_RAW DATA_:

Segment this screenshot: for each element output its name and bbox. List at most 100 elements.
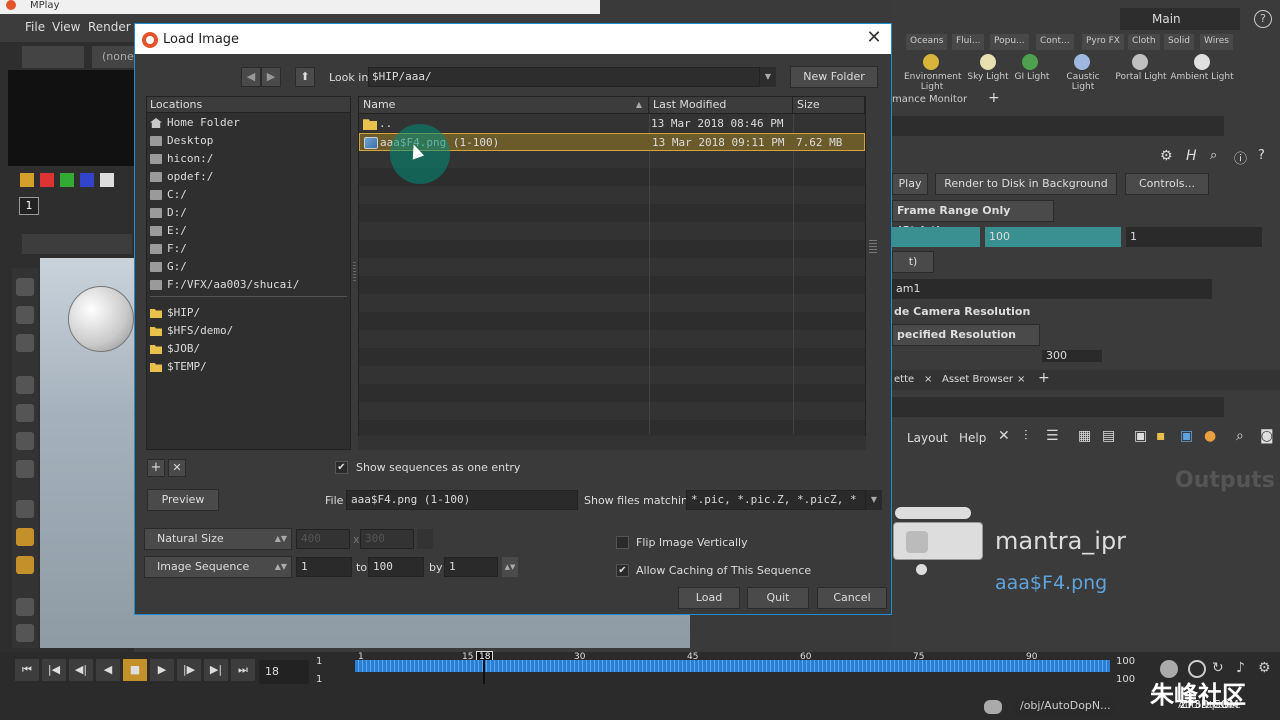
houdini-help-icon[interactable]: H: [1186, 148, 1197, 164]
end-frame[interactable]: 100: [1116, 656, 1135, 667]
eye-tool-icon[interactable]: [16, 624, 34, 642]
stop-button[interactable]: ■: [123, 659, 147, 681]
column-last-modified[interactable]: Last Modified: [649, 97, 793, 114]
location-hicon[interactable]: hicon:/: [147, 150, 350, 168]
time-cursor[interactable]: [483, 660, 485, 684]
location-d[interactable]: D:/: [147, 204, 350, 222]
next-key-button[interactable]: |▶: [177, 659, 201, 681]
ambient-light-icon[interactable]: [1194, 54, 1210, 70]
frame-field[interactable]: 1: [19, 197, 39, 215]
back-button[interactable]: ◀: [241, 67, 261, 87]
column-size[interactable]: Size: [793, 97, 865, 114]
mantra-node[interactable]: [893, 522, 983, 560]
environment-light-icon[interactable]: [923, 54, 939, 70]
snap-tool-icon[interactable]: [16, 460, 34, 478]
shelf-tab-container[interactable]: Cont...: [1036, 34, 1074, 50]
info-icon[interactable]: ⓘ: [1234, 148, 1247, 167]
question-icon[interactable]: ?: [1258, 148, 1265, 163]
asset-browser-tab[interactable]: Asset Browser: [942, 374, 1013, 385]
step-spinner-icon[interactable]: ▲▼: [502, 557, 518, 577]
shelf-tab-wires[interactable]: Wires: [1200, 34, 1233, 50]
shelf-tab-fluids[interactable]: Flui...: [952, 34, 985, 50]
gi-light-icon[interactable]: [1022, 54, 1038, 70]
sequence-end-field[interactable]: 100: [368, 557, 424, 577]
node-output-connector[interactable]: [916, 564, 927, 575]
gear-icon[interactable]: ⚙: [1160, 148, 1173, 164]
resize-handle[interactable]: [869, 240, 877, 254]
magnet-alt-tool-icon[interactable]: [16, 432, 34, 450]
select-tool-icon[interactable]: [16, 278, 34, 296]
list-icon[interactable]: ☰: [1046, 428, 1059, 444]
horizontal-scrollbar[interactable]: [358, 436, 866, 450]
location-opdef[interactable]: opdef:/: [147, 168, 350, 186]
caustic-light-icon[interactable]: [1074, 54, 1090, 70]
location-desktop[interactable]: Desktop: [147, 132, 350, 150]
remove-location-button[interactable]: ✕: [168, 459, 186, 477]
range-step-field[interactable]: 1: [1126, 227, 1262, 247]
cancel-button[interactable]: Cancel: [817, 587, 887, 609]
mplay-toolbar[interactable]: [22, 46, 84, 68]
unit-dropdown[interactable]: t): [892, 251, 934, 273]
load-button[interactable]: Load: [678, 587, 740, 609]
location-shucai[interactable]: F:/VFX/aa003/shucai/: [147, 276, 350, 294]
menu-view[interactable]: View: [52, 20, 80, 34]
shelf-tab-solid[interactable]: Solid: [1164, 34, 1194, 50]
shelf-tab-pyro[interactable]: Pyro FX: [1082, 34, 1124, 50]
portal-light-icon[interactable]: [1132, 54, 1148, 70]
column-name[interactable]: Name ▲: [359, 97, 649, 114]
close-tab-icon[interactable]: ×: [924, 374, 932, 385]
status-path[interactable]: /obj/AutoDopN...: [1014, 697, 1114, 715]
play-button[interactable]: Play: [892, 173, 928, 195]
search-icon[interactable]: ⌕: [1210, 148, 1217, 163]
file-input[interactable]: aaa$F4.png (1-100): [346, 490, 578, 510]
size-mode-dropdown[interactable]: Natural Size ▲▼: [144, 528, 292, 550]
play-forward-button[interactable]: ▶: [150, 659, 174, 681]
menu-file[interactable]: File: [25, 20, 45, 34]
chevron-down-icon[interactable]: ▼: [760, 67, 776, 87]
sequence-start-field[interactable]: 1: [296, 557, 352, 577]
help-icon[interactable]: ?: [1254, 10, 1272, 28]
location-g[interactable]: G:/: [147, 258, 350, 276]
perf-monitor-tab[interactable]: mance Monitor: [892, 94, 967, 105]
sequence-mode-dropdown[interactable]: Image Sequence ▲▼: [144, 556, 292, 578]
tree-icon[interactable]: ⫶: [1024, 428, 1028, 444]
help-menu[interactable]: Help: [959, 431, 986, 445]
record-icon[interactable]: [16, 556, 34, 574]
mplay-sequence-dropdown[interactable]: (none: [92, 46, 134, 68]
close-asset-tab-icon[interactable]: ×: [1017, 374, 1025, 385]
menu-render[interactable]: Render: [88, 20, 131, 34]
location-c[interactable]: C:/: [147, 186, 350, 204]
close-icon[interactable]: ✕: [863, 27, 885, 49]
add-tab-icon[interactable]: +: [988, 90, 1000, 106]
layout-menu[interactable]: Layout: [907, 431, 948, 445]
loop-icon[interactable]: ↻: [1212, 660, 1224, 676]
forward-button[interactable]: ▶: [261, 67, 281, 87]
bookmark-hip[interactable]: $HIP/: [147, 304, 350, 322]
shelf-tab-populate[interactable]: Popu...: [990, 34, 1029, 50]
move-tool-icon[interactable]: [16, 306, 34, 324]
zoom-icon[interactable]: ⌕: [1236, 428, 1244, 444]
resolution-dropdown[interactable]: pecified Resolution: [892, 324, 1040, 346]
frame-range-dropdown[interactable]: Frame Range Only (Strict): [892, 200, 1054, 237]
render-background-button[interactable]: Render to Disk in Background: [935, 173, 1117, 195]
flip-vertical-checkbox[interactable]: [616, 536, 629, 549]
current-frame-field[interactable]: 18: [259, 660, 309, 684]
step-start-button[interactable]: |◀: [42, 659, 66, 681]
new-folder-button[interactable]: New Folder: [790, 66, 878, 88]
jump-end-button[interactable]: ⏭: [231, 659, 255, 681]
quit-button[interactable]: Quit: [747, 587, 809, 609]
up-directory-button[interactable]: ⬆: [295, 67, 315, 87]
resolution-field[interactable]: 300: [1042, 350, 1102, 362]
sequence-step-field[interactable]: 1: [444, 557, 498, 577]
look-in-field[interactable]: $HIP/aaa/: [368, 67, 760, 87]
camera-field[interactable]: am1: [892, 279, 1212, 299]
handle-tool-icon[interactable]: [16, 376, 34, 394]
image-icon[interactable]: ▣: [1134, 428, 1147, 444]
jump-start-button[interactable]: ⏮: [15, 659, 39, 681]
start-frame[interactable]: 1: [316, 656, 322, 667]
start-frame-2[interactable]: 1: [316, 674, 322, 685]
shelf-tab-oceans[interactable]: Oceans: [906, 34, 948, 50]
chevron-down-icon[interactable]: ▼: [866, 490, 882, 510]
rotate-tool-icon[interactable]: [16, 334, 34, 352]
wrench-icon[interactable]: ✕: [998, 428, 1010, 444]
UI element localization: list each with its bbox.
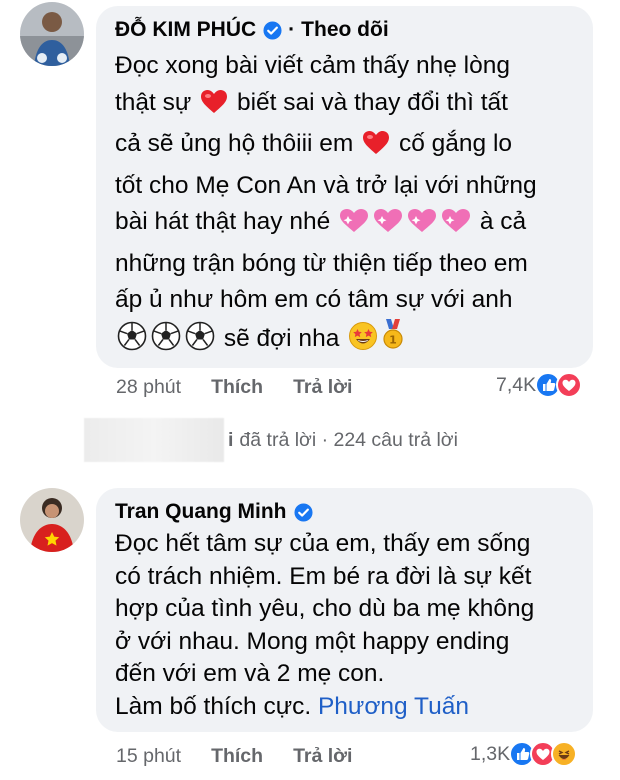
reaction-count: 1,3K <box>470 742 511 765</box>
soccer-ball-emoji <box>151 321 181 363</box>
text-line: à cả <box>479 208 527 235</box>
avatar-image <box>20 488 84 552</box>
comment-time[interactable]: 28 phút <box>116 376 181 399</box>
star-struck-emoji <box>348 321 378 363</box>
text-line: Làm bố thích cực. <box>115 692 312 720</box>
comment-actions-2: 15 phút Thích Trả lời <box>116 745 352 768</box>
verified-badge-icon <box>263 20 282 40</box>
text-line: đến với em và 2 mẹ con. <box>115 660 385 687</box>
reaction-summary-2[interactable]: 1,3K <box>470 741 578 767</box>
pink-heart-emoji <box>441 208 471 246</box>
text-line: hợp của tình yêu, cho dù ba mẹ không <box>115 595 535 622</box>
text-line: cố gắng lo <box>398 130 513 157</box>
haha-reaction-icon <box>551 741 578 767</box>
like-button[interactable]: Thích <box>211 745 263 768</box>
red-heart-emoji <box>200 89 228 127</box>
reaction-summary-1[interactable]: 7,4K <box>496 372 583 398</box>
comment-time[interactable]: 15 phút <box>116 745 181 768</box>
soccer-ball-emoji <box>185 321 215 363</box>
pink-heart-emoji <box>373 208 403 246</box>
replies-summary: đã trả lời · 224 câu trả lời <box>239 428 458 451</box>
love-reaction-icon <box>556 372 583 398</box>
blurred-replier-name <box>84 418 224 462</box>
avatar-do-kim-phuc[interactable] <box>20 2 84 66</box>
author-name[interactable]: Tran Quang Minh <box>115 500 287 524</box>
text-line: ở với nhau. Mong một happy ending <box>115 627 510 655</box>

_SHORT TASK_: Repeat the lines of the listing starting at the one containing "houdini-help-icon[interactable]: H: [1186, 148, 1197, 164]" and ending at the one containing "stop-button[interactable]: ■: [123, 659, 147, 681]", both included, without any change.

_OUTPUT BELOW_:
houdini-help-icon[interactable]: H: [1186, 148, 1197, 164]
end-frame[interactable]: 100: [1116, 656, 1135, 667]
eye-tool-icon[interactable]: [16, 624, 34, 642]
stop-button[interactable]: ■: [123, 659, 147, 681]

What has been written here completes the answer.